-- begin Data provided --
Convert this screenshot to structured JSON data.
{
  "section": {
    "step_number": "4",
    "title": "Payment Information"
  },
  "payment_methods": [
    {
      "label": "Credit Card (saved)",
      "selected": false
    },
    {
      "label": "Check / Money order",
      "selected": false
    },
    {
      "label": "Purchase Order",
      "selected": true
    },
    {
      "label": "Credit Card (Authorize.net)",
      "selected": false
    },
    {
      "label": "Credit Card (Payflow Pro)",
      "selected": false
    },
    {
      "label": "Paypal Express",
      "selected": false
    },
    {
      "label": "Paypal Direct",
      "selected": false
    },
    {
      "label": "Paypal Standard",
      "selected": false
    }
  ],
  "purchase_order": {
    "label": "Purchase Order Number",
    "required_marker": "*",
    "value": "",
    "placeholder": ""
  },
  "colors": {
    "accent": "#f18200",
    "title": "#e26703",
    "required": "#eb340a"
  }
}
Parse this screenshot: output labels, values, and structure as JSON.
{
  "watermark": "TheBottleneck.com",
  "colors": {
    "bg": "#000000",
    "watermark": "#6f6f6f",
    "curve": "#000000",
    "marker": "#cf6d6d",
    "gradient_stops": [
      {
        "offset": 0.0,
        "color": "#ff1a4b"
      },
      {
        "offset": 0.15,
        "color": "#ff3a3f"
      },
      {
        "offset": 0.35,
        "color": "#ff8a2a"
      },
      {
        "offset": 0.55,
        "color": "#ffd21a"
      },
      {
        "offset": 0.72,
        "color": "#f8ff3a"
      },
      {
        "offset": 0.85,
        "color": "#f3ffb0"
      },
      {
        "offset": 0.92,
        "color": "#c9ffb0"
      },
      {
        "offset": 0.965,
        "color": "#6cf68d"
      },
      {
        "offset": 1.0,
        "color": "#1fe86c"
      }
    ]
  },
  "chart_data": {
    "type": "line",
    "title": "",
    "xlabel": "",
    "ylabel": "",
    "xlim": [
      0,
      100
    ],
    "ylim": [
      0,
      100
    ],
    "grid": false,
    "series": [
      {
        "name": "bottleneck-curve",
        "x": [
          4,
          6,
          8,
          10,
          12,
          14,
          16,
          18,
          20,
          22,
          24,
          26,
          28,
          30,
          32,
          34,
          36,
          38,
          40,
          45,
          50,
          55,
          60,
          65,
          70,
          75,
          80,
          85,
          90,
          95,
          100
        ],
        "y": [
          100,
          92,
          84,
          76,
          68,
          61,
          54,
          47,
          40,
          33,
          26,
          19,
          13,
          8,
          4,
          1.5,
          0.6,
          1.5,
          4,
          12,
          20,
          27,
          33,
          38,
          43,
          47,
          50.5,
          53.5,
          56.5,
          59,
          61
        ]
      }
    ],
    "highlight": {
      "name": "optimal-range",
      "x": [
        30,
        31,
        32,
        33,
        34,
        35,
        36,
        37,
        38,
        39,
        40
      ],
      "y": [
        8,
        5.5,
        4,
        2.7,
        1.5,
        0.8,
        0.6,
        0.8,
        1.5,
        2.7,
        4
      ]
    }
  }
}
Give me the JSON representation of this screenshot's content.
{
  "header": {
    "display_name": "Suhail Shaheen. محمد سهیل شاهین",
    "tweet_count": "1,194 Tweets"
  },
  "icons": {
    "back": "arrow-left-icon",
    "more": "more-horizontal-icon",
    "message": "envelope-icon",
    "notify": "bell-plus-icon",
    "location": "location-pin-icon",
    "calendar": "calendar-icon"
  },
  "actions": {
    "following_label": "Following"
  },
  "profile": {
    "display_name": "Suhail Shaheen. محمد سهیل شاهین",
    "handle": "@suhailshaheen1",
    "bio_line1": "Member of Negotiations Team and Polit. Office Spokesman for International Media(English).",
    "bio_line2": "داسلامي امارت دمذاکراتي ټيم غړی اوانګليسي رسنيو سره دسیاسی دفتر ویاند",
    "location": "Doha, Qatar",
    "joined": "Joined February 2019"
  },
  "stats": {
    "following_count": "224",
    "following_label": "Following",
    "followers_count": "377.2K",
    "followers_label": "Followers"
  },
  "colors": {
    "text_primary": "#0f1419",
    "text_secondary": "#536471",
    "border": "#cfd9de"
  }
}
-- end Data provided --
-- begin Data provided --
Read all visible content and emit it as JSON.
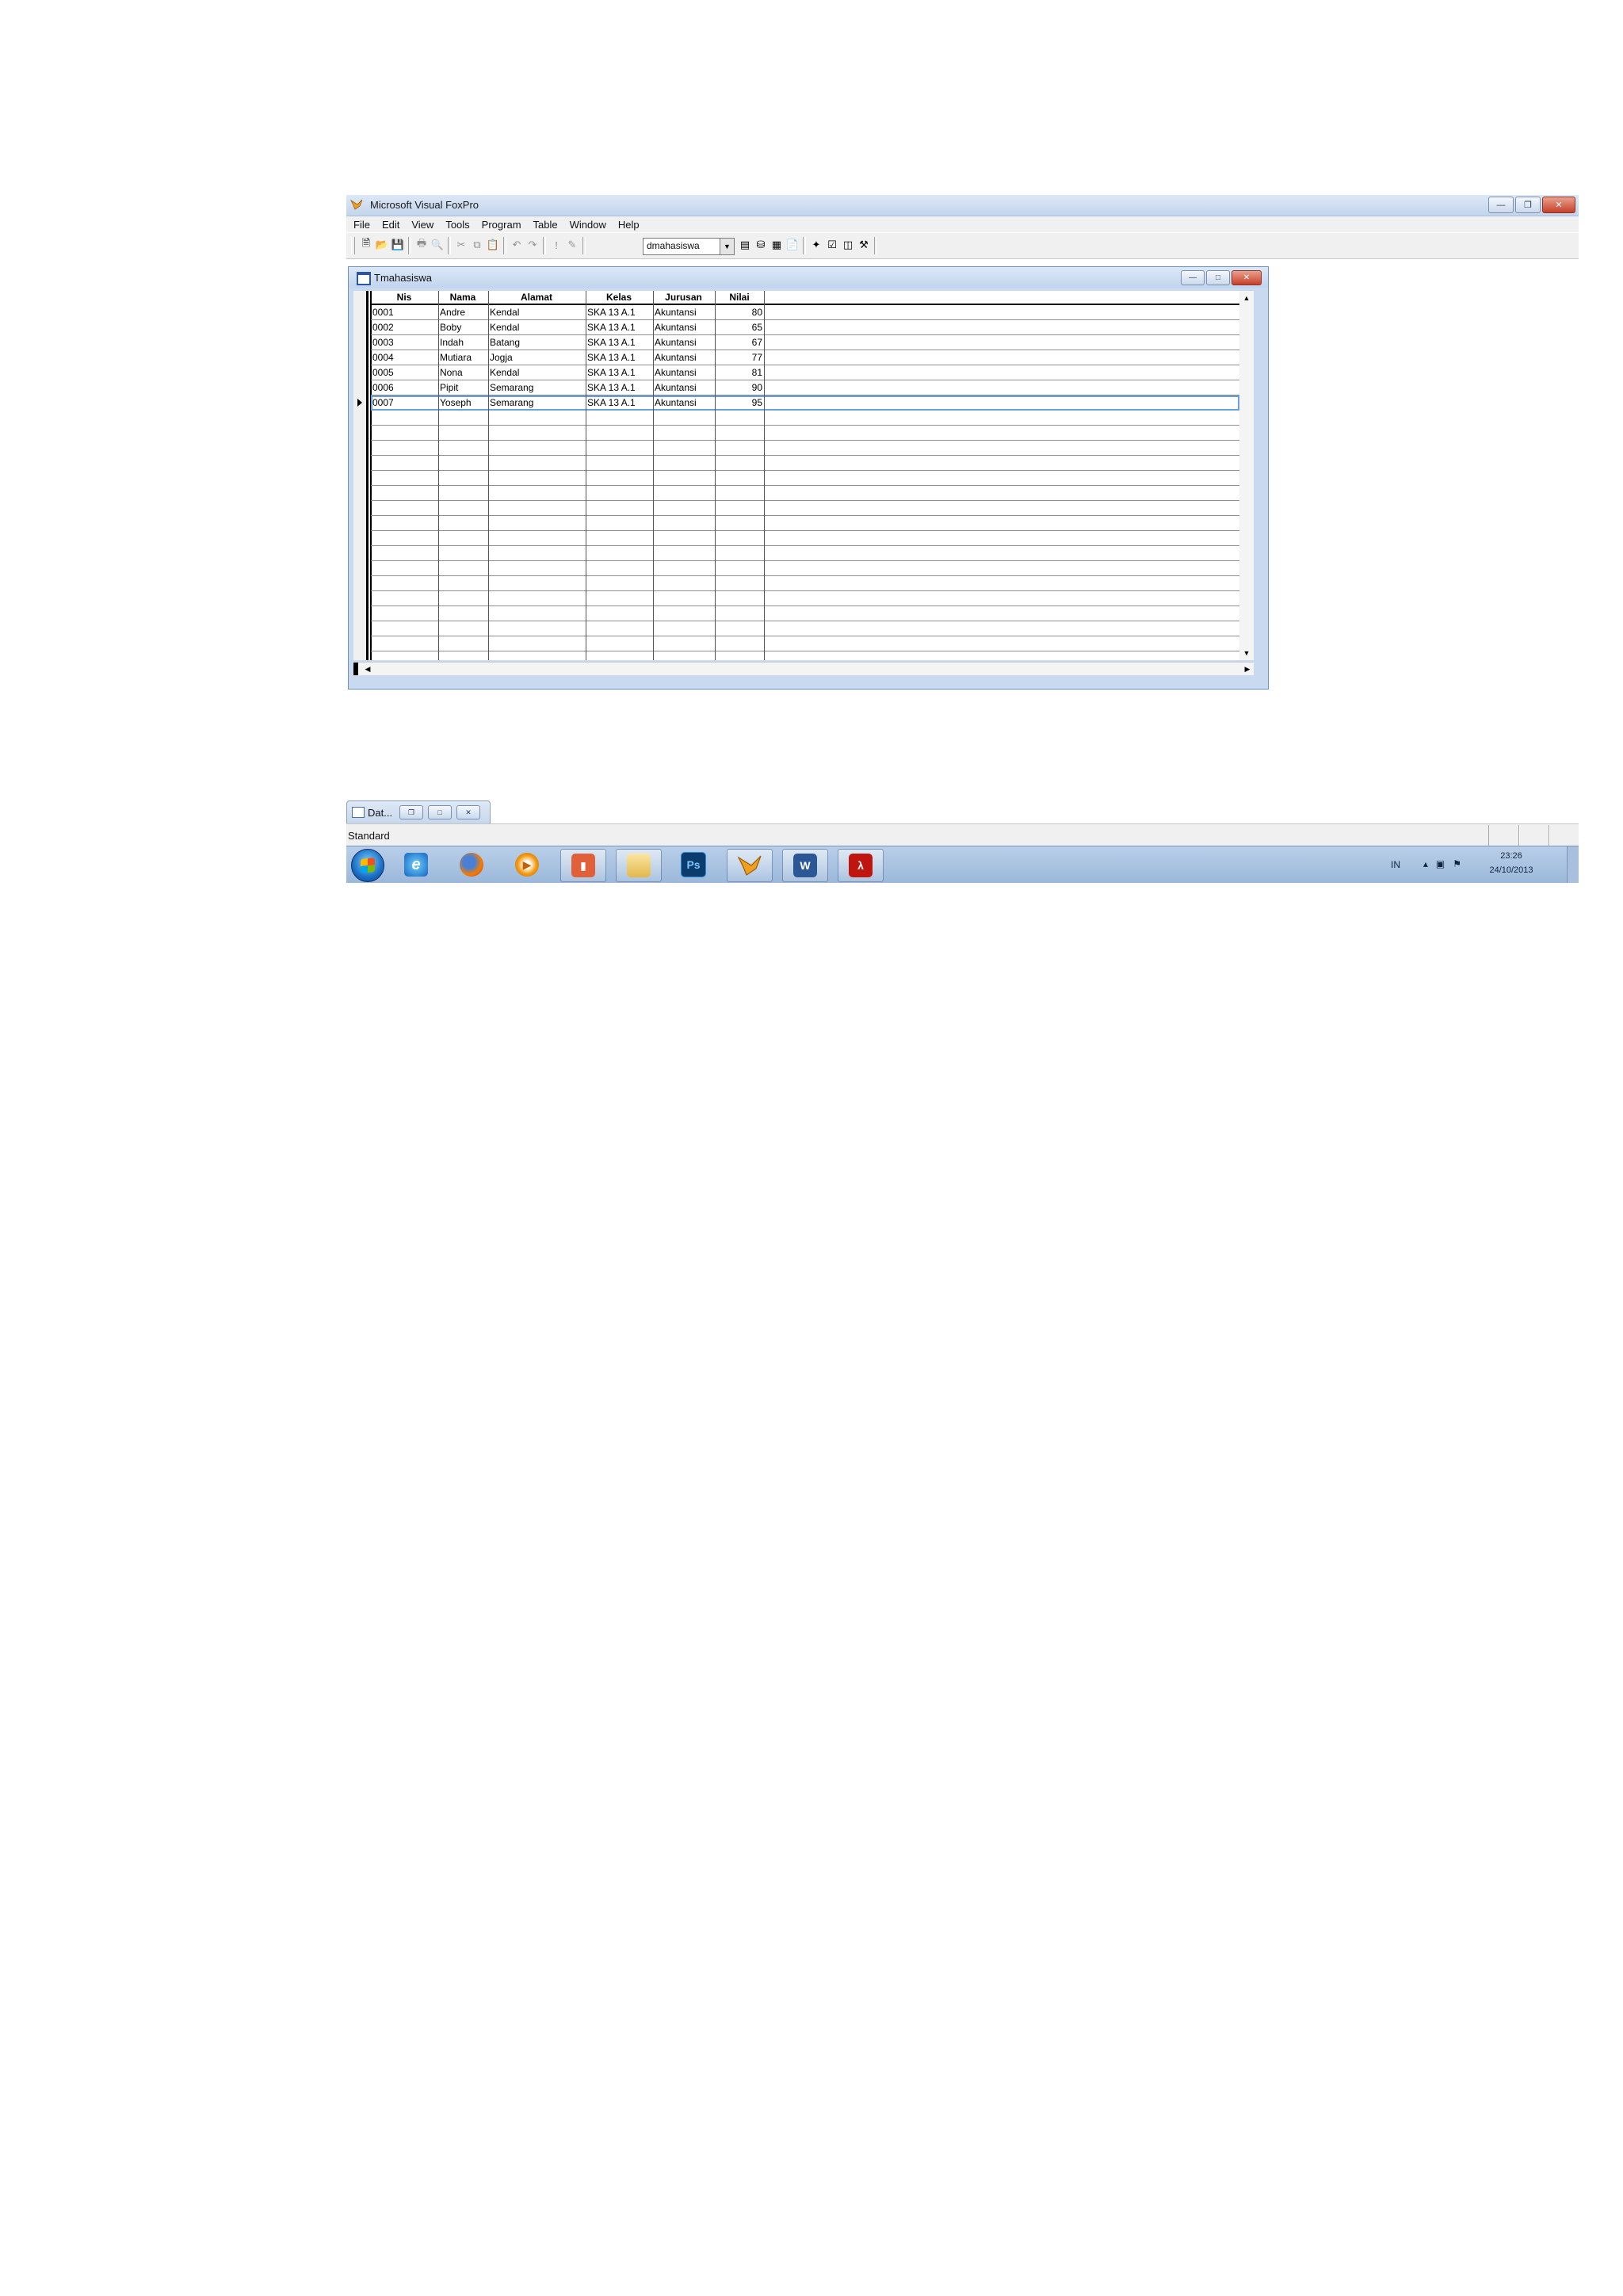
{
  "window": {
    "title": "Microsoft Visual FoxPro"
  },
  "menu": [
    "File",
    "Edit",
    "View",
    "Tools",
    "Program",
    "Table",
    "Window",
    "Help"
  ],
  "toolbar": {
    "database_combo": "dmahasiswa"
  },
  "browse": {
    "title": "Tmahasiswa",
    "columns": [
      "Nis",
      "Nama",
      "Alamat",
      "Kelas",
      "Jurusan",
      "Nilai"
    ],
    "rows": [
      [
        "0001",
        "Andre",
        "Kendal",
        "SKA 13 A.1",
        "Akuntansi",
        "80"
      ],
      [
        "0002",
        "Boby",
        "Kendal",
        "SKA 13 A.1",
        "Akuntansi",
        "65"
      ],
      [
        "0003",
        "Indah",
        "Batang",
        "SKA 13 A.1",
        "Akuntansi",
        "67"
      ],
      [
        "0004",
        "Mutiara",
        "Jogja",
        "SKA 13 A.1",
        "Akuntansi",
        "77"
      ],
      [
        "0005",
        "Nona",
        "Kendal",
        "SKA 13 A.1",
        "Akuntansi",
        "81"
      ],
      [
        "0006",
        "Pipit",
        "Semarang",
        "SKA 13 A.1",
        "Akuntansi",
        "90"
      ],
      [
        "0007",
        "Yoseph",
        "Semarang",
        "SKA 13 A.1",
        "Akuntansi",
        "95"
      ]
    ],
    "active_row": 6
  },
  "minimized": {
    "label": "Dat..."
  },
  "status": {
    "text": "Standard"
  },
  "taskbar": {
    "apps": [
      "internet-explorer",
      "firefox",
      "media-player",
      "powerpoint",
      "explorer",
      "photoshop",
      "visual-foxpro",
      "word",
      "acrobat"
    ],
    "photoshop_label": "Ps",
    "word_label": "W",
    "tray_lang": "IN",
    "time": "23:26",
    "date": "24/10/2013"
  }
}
-- end Data provided --
[What is needed] Search the entries for "content" and copy out each line that has it.

[Output]
Give me the JSON representation of this screenshot's content.
Read all visible content and emit it as JSON.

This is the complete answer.